Dataset items
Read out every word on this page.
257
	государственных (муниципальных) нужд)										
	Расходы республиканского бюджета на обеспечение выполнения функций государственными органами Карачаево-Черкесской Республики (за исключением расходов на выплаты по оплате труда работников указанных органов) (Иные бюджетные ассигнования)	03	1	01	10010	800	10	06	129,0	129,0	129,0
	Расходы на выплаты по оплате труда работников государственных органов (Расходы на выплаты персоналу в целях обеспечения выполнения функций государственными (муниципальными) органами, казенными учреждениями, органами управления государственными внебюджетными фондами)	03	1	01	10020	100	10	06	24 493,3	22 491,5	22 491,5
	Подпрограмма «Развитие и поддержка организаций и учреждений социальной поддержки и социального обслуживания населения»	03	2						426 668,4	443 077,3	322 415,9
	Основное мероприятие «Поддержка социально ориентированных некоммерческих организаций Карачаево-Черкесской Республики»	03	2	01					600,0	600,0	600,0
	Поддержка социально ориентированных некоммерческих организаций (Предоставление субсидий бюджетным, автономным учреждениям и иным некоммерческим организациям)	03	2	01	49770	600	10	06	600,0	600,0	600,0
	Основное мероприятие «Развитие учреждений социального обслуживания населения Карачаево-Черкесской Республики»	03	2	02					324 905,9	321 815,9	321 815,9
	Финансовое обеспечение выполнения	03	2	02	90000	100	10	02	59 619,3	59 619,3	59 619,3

[PROBLEM DESCRIPTION] Take the entries above and copy them out exactly.

[COMPLETED EXERCISE]
Read out every word on this page.
257
	государственных (муниципальных) нужд)										
	Расходы республиканского бюджета на обеспечение выполнения функций государственными органами Карачаево-Черкесской Республики (за исключением расходов на выплаты по оплате труда работников указанных органов) (Иные бюджетные ассигнования)	03	1	01	10010	800	10	06	129,0	129,0	129,0
	Расходы на выплаты по оплате труда работников государственных органов (Расходы на выплаты персоналу в целях обеспечения выполнения функций государственными (муниципальными) органами, казенными учреждениями, органами управления государственными внебюджетными фондами)	03	1	01	10020	100	10	06	24 493,3	22 491,5	22 491,5
	Подпрограмма «Развитие и поддержка организаций и учреждений социальной поддержки и социального обслуживания населения»	03	2						426 668,4	443 077,3	322 415,9
	Основное мероприятие «Поддержка социально ориентированных некоммерческих организаций Карачаево-Черкесской Республики»	03	2	01					600,0	600,0	600,0
	Поддержка социально ориентированных некоммерческих организаций (Предоставление субсидий бюджетным, автономным учреждениям и иным некоммерческим организациям)	03	2	01	49770	600	10	06	600,0	600,0	600,0
	Основное мероприятие «Развитие учреждений социального обслуживания населения Карачаево-Черкесской Республики»	03	2	02					324 905,9	321 815,9	321 815,9
	Финансовое обеспечение выполнения	03	2	02	90000	100	10	02	59 619,3	59 619,3	59 619,3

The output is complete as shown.